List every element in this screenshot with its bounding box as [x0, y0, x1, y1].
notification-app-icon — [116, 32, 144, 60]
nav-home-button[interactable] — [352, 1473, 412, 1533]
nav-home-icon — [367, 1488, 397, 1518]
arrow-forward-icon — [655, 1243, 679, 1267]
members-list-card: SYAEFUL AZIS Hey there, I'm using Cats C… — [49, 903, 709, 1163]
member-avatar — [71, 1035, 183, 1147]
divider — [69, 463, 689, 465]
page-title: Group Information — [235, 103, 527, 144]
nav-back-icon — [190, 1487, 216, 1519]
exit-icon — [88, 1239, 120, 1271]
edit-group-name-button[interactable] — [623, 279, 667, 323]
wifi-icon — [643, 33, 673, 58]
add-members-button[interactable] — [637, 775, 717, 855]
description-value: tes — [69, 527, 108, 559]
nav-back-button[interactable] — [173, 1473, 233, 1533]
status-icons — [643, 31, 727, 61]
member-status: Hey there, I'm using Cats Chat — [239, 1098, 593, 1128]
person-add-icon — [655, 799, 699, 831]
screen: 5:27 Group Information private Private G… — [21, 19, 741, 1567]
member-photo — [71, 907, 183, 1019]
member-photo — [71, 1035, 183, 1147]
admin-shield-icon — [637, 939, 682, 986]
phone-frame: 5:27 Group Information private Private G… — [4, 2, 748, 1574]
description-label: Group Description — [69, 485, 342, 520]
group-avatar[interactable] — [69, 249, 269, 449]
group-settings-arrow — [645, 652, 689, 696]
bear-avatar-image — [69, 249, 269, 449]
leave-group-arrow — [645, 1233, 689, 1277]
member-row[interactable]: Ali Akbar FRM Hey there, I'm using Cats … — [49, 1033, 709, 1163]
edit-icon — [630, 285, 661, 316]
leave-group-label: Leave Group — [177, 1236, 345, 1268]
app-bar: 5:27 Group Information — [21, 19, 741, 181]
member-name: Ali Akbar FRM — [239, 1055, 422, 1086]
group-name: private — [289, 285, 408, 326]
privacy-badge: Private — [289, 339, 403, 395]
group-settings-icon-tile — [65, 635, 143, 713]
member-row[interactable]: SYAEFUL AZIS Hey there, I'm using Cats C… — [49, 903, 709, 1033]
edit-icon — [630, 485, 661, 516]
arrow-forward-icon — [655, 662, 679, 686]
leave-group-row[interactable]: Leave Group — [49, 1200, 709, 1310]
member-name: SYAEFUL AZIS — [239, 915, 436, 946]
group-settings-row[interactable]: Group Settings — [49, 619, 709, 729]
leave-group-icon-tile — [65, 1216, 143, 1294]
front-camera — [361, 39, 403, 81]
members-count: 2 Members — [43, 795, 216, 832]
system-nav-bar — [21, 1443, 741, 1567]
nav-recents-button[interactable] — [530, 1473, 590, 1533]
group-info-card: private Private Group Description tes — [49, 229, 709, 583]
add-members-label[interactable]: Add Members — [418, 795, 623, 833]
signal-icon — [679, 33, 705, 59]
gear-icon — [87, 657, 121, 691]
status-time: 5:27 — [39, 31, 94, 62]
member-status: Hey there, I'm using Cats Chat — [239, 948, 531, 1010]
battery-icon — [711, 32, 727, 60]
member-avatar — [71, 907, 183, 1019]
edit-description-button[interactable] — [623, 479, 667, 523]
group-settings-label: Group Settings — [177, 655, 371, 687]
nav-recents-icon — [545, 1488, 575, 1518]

* GIVEN INSTRUCTION
Reproduce all of the lines, swapping every occurrence of "Leave Group" for "Exit Group" and leaving everything else unchanged.

* FULL OUTPUT
List every element in this screenshot with its bounding box as [x0, y0, x1, y1].
notification-app-icon — [116, 32, 144, 60]
nav-home-button[interactable] — [352, 1473, 412, 1533]
nav-home-icon — [367, 1488, 397, 1518]
arrow-forward-icon — [655, 1243, 679, 1267]
members-list-card: SYAEFUL AZIS Hey there, I'm using Cats C… — [49, 903, 709, 1163]
member-avatar — [71, 1035, 183, 1147]
divider — [69, 463, 689, 465]
page-title: Group Information — [235, 103, 527, 144]
nav-back-icon — [190, 1487, 216, 1519]
exit-icon — [88, 1239, 120, 1271]
edit-group-name-button[interactable] — [623, 279, 667, 323]
wifi-icon — [643, 33, 673, 58]
add-members-button[interactable] — [637, 775, 717, 855]
description-value: tes — [69, 527, 108, 559]
nav-back-button[interactable] — [173, 1473, 233, 1533]
status-icons — [643, 31, 727, 61]
member-status: Hey there, I'm using Cats Chat — [239, 1098, 593, 1128]
person-add-icon — [655, 799, 699, 831]
screen: 5:27 Group Information private Private G… — [21, 19, 741, 1567]
member-photo — [71, 907, 183, 1019]
member-photo — [71, 1035, 183, 1147]
admin-shield-icon — [637, 939, 682, 986]
phone-frame: 5:27 Group Information private Private G… — [4, 2, 748, 1574]
description-label: Group Description — [69, 485, 342, 520]
group-avatar[interactable] — [69, 249, 269, 449]
group-settings-arrow — [645, 652, 689, 696]
bear-avatar-image — [69, 249, 269, 449]
leave-group-arrow — [645, 1233, 689, 1277]
member-row[interactable]: Ali Akbar FRM Hey there, I'm using Cats … — [49, 1033, 709, 1163]
edit-icon — [630, 285, 661, 316]
leave-group-label: Exit Group — [177, 1236, 345, 1268]
app-bar: 5:27 Group Information — [21, 19, 741, 181]
member-name: Ali Akbar FRM — [239, 1055, 422, 1086]
group-name: private — [289, 285, 408, 326]
privacy-badge: Private — [289, 339, 403, 395]
group-settings-icon-tile — [65, 635, 143, 713]
member-row[interactable]: SYAEFUL AZIS Hey there, I'm using Cats C… — [49, 903, 709, 1033]
edit-icon — [630, 485, 661, 516]
arrow-forward-icon — [655, 662, 679, 686]
leave-group-row[interactable]: Exit Group — [49, 1200, 709, 1310]
member-name: SYAEFUL AZIS — [239, 915, 436, 946]
group-settings-row[interactable]: Group Settings — [49, 619, 709, 729]
leave-group-icon-tile — [65, 1216, 143, 1294]
front-camera — [361, 39, 403, 81]
members-count: 2 Members — [43, 795, 216, 832]
system-nav-bar — [21, 1443, 741, 1567]
nav-recents-button[interactable] — [530, 1473, 590, 1533]
group-info-card: private Private Group Description tes — [49, 229, 709, 583]
add-members-label[interactable]: Add Members — [418, 795, 623, 833]
signal-icon — [679, 33, 705, 59]
gear-icon — [87, 657, 121, 691]
status-time: 5:27 — [39, 31, 94, 62]
member-status: Hey there, I'm using Cats Chat — [239, 948, 531, 1010]
battery-icon — [711, 32, 727, 60]
member-avatar — [71, 907, 183, 1019]
edit-description-button[interactable] — [623, 479, 667, 523]
group-settings-label: Group Settings — [177, 655, 371, 687]
nav-recents-icon — [545, 1488, 575, 1518]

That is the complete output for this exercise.